#### STORED DATA ####
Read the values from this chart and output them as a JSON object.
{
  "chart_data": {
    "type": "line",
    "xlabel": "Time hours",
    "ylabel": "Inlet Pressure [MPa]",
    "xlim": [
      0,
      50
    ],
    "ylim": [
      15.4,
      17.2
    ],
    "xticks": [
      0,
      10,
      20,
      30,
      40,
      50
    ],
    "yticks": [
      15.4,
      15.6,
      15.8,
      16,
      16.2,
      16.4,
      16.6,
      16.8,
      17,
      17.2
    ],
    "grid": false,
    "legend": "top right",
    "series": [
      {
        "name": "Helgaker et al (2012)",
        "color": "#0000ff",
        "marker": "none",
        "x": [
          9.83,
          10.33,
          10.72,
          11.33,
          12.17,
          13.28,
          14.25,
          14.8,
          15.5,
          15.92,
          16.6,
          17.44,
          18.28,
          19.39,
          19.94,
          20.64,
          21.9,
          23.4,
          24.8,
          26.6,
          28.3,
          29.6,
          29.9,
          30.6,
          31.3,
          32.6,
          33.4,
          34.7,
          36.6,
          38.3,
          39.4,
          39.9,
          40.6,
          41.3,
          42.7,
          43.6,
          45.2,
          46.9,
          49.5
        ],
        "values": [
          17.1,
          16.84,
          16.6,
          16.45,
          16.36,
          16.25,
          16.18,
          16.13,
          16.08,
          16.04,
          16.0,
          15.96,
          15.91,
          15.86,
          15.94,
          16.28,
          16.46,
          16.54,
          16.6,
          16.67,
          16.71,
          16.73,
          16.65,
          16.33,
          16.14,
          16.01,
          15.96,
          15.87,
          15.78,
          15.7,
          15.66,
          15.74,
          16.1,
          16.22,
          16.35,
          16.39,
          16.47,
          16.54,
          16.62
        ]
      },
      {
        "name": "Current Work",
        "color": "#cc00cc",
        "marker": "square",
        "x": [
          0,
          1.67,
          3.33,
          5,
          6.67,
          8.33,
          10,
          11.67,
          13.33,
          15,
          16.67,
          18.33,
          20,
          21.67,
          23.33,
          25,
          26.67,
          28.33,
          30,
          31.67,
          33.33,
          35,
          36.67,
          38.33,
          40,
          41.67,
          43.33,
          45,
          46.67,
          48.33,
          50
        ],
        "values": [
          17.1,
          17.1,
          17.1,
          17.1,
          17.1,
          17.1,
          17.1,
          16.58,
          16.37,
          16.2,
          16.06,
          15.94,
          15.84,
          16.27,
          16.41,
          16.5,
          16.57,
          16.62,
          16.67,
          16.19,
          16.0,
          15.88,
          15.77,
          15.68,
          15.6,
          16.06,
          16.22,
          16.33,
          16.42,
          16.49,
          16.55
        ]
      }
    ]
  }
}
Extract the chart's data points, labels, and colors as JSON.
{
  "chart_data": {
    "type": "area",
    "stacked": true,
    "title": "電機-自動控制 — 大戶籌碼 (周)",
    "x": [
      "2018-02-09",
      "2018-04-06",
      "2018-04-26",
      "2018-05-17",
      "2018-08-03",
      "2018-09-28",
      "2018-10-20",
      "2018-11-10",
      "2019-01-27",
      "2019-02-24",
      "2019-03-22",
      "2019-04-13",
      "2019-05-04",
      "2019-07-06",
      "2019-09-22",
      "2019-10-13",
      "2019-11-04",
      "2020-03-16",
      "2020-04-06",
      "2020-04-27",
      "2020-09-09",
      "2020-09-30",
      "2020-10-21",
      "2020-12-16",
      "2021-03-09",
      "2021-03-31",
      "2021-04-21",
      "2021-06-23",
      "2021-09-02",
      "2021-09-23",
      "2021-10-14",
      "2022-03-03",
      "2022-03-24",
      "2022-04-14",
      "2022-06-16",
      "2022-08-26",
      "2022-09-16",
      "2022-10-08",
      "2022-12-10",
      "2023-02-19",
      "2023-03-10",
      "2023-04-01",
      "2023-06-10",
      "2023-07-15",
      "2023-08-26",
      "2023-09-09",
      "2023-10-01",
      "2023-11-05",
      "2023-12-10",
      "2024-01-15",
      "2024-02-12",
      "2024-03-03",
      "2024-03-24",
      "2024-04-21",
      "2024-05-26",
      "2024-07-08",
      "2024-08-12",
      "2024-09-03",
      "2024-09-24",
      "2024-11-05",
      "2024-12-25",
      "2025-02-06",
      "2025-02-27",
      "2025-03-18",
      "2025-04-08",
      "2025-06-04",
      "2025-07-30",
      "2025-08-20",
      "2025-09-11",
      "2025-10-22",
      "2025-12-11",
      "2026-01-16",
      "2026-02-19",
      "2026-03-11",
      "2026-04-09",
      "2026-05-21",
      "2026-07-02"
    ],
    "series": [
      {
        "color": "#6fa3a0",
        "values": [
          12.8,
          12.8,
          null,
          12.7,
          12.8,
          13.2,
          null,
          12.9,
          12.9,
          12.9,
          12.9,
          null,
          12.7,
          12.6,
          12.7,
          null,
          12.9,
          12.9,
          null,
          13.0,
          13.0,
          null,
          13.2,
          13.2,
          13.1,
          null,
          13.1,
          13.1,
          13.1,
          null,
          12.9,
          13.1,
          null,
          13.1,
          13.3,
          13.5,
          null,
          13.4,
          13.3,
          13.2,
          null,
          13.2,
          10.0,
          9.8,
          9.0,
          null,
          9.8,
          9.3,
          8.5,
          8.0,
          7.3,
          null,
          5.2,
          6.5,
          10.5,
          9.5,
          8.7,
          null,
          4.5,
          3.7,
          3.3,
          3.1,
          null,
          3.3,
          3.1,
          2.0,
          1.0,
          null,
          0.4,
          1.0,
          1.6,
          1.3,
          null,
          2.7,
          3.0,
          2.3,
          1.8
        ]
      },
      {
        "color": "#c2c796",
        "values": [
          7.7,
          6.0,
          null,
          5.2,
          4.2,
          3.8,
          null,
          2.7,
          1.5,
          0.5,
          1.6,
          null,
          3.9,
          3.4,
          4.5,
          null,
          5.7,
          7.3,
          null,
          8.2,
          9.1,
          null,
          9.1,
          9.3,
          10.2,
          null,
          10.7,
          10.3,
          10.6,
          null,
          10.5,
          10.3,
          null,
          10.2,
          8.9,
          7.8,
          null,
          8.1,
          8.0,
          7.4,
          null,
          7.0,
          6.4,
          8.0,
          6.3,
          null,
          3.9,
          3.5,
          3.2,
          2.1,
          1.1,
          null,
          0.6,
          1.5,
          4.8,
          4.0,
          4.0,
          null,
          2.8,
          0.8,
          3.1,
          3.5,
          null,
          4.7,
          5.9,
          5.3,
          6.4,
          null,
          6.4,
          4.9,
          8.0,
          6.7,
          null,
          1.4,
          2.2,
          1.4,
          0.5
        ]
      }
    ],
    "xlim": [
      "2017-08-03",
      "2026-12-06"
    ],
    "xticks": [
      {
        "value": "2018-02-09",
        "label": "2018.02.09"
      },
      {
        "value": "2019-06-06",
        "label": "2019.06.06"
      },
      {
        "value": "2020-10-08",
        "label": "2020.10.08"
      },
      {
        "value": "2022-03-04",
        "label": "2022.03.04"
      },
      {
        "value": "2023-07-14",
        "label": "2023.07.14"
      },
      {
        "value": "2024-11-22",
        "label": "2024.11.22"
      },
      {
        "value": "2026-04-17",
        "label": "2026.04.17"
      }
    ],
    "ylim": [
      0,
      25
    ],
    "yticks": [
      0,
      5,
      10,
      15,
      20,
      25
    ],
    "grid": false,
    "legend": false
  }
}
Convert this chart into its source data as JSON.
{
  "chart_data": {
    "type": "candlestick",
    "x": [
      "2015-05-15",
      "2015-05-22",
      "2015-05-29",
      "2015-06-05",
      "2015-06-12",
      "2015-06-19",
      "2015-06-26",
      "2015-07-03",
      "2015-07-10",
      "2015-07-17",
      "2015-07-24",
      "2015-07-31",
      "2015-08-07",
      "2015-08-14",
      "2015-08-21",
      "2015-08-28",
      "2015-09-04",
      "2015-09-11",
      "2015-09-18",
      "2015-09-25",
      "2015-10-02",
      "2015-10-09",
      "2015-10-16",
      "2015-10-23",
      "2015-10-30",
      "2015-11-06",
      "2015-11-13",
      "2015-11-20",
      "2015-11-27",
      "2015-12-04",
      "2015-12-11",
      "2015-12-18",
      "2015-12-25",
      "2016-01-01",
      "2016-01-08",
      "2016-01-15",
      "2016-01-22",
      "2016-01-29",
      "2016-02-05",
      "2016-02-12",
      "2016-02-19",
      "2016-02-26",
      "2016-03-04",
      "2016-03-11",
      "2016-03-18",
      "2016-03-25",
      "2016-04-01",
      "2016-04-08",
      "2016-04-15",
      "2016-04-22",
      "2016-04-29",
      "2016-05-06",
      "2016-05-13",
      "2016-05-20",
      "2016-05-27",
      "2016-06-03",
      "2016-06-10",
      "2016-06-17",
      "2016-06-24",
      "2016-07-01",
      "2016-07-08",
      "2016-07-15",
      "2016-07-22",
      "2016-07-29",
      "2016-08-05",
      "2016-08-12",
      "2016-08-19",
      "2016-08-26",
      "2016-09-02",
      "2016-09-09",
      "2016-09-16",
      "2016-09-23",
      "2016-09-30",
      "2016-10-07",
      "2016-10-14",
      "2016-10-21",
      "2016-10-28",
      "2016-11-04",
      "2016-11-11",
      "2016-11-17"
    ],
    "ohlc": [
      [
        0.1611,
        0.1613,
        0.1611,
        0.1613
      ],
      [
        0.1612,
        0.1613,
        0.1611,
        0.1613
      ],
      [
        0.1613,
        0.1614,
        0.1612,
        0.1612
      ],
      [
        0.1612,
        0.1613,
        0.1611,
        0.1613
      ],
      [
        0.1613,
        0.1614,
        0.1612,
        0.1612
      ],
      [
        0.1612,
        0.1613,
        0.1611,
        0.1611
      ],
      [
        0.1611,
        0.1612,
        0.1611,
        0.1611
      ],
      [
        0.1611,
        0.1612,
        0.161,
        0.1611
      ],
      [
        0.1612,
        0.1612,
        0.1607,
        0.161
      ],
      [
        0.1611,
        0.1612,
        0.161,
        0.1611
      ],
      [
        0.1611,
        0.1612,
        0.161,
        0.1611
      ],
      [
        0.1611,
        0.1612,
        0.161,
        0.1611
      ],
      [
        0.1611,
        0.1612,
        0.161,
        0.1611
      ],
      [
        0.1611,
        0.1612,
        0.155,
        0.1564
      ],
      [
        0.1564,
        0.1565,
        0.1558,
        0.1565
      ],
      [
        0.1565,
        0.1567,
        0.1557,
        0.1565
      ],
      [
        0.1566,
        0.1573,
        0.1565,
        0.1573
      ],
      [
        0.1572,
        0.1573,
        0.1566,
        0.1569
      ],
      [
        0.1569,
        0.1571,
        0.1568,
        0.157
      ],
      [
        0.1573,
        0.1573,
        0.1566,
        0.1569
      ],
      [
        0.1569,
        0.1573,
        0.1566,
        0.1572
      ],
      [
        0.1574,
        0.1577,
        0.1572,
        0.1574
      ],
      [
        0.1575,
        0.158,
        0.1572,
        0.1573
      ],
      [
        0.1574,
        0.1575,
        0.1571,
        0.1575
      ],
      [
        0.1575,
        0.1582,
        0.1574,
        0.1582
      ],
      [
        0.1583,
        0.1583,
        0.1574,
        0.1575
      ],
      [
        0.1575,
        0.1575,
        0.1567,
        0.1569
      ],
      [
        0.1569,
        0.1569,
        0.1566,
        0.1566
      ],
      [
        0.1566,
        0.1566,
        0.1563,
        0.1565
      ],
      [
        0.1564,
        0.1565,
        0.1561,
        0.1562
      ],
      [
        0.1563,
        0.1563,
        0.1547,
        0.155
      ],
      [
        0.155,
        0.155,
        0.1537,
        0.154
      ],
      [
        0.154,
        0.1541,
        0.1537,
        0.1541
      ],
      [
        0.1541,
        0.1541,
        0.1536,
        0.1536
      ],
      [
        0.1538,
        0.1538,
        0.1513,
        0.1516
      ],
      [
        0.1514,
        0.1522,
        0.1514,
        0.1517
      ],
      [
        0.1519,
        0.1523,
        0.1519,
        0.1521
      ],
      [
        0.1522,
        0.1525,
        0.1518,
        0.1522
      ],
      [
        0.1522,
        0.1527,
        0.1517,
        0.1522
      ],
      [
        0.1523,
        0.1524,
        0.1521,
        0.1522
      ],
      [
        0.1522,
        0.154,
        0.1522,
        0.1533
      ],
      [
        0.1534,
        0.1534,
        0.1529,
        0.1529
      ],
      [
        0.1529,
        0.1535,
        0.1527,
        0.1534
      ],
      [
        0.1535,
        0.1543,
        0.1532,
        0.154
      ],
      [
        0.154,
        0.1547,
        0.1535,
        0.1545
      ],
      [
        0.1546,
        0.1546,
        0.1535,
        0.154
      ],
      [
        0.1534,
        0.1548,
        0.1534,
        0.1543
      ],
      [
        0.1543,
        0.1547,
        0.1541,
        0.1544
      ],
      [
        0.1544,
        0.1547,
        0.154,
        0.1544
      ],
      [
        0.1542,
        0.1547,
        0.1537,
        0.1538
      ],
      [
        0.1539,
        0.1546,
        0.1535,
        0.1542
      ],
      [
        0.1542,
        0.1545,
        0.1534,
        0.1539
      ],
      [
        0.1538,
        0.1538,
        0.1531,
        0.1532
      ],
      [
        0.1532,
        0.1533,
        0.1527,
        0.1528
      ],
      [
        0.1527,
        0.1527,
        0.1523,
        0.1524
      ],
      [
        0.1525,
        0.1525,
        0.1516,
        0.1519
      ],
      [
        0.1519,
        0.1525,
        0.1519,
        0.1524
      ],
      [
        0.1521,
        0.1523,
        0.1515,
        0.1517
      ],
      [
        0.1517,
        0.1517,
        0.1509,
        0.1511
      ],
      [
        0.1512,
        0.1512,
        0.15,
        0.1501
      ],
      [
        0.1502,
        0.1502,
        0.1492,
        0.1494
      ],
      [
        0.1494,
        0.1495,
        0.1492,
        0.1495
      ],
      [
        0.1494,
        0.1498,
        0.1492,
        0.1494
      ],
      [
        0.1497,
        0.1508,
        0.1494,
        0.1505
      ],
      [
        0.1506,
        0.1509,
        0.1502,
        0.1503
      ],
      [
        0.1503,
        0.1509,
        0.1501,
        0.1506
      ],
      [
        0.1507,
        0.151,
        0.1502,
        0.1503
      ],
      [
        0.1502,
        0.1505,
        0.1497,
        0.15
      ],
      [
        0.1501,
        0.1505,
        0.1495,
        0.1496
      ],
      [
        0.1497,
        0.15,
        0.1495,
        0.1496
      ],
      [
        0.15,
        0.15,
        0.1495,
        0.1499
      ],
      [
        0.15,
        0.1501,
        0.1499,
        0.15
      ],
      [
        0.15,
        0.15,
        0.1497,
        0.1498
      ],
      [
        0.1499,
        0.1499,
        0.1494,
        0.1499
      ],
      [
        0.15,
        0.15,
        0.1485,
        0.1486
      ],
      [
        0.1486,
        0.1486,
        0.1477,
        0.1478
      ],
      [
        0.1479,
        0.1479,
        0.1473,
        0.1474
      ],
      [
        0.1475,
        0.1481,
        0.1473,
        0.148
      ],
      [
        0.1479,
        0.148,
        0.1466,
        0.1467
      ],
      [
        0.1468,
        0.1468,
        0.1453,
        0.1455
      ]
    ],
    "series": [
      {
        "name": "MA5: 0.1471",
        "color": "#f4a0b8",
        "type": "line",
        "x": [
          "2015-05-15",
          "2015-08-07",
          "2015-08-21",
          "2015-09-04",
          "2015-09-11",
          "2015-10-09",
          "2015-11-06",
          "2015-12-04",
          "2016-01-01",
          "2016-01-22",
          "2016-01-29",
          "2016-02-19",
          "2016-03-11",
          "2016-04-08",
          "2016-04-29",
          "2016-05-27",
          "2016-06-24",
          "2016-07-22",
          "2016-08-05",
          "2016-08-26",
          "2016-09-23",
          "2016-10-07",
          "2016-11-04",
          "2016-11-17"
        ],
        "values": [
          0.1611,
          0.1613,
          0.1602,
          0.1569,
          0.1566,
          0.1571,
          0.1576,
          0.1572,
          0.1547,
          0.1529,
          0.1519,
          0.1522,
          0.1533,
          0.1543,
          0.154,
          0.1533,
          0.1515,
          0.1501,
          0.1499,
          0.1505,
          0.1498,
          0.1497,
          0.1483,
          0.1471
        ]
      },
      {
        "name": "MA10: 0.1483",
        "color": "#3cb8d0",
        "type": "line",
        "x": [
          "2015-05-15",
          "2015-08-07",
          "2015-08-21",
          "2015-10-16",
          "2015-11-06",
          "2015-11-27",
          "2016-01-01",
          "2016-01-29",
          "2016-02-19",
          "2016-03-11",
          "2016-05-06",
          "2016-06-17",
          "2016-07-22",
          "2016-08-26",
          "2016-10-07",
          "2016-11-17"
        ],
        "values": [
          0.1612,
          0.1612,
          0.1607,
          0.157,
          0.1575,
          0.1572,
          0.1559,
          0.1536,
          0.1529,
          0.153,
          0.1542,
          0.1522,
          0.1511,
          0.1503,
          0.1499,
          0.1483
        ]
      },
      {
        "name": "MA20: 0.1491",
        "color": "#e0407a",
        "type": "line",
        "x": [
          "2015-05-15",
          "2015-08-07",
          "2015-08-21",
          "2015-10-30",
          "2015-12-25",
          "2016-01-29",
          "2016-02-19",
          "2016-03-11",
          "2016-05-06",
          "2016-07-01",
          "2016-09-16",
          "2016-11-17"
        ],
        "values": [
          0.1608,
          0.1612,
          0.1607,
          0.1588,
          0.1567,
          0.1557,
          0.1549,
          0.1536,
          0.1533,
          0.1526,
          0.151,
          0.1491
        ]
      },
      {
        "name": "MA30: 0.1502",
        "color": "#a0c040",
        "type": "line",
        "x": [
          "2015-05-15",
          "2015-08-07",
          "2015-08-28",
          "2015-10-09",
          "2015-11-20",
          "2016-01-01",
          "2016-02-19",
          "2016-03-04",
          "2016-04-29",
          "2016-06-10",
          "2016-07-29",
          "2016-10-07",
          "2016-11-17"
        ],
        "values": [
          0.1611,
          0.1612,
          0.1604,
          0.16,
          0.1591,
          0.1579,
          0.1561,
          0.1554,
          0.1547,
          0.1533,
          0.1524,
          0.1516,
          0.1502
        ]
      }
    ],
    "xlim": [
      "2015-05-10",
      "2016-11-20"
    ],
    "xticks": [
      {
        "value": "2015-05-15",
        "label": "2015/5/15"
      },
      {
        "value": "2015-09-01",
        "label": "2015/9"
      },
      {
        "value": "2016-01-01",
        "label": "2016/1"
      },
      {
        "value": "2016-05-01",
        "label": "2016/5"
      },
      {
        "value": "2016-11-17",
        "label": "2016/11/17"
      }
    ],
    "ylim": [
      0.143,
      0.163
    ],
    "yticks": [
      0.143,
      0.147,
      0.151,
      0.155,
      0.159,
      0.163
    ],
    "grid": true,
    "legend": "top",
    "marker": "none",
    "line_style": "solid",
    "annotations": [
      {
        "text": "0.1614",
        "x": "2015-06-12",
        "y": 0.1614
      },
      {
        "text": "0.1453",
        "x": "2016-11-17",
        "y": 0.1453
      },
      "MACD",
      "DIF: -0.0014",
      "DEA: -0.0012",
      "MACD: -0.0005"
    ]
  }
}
####
== TASK DETAILS ==
Report how many lines in the entries hold the string "legend". Nothing but the number is wanted.

== REPLY TO THE EXERCISE ==
3